--- START Provided data ---

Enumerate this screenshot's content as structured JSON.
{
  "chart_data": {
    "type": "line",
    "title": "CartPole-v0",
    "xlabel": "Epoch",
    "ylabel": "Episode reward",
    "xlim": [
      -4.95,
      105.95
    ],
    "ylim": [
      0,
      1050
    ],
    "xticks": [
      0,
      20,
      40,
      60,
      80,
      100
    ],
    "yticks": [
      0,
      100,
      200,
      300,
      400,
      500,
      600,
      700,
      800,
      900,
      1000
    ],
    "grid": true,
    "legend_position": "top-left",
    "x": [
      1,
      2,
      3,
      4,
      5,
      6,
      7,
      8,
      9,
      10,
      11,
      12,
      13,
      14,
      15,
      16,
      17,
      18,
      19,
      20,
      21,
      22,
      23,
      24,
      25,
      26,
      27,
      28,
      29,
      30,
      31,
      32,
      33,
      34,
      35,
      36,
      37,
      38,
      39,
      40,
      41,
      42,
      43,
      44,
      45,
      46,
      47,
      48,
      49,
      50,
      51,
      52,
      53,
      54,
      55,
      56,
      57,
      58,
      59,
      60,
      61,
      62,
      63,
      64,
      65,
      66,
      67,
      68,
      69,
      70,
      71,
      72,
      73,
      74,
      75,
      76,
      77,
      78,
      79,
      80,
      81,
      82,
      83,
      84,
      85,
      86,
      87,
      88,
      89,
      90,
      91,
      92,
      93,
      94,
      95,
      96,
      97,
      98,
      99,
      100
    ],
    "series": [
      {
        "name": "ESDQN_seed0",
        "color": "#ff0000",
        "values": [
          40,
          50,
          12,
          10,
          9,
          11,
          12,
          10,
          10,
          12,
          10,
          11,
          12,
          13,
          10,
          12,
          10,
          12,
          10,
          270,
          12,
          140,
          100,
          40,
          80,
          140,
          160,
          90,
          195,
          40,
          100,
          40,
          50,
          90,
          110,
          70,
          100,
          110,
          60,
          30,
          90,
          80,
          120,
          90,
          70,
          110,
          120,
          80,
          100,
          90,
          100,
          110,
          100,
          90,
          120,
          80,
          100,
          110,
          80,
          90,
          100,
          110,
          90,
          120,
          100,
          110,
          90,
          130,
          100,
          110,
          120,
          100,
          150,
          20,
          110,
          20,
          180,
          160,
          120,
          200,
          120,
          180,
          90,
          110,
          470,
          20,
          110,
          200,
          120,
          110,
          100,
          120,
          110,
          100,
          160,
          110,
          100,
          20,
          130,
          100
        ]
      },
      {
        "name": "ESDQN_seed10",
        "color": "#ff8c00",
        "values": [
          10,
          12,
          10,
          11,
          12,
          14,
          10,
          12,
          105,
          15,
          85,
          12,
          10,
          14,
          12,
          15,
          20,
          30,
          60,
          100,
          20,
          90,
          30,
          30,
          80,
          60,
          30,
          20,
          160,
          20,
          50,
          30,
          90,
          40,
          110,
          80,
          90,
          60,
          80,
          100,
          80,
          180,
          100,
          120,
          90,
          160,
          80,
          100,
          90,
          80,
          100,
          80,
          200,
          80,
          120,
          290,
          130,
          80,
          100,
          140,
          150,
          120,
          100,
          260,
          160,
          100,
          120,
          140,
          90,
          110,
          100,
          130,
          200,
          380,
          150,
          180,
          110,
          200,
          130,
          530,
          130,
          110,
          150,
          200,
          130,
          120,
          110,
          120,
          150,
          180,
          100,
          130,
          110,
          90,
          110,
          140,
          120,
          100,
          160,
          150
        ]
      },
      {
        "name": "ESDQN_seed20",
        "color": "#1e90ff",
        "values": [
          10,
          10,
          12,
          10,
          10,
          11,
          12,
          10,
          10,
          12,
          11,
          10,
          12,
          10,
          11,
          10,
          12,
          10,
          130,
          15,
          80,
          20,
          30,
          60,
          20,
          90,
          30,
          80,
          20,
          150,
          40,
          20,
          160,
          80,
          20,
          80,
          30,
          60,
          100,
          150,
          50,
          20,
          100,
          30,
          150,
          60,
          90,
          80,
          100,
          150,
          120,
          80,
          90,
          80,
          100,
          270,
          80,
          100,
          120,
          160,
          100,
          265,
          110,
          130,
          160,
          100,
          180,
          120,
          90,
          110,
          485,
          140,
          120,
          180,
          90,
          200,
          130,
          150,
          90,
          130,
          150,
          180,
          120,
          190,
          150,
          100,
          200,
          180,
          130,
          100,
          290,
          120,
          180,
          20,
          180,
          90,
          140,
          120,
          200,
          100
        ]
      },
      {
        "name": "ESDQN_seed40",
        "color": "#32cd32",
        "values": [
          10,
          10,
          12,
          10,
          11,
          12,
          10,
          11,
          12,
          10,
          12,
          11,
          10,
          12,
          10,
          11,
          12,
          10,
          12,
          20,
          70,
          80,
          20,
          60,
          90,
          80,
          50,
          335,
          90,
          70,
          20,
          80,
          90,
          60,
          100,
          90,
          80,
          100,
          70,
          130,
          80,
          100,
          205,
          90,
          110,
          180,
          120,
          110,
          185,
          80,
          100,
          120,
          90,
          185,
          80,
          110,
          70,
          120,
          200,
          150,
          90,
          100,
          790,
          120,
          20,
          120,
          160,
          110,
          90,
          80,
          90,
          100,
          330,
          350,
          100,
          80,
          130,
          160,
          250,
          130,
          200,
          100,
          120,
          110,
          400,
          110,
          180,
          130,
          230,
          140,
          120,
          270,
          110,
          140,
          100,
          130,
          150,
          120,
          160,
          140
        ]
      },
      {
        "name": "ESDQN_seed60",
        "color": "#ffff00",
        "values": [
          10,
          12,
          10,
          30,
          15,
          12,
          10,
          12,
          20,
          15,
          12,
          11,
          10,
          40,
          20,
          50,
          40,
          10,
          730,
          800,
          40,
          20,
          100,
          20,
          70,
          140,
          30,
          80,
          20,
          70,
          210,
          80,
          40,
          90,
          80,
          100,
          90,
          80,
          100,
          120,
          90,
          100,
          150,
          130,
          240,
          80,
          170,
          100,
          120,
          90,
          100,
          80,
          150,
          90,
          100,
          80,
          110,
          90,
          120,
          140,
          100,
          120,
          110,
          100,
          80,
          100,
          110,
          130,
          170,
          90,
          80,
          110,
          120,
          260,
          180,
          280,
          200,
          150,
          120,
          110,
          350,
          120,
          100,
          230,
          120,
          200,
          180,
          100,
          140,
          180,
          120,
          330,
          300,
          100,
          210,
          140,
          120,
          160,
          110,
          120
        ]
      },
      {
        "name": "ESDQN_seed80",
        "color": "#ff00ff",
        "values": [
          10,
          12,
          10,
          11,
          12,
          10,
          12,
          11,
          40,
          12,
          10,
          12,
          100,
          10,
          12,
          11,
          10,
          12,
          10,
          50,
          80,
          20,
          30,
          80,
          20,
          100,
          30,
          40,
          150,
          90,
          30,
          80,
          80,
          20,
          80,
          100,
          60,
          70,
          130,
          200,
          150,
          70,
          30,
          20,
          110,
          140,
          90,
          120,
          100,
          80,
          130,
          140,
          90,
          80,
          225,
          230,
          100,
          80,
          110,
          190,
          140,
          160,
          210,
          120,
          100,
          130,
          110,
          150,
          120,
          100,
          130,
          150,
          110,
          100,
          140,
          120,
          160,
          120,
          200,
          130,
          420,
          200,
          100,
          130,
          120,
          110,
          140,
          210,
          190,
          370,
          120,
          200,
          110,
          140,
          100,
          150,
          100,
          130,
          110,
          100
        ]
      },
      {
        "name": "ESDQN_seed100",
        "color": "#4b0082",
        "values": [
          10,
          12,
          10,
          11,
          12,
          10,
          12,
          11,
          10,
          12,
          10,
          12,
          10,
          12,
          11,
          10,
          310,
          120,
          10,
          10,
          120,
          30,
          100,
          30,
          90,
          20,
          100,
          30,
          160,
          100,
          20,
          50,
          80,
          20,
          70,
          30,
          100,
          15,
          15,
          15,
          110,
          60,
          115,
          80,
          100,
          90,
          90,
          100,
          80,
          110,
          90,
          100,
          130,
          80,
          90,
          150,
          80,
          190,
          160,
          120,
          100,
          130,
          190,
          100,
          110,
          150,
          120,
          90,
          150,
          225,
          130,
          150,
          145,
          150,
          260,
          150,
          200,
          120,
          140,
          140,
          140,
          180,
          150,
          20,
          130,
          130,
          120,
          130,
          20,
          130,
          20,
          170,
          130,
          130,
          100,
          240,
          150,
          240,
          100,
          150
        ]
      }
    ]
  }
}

--- END Provided data ---

**Instructions for the task**
Keep only the lines that hold the string "color", and copy them out.

**Expected output**
        "color": "#ff0000",
        "color": "#ff8c00",
        "color": "#1e90ff",
        "color": "#32cd32",
        "color": "#ffff00",
        "color": "#ff00ff",
        "color": "#4b0082",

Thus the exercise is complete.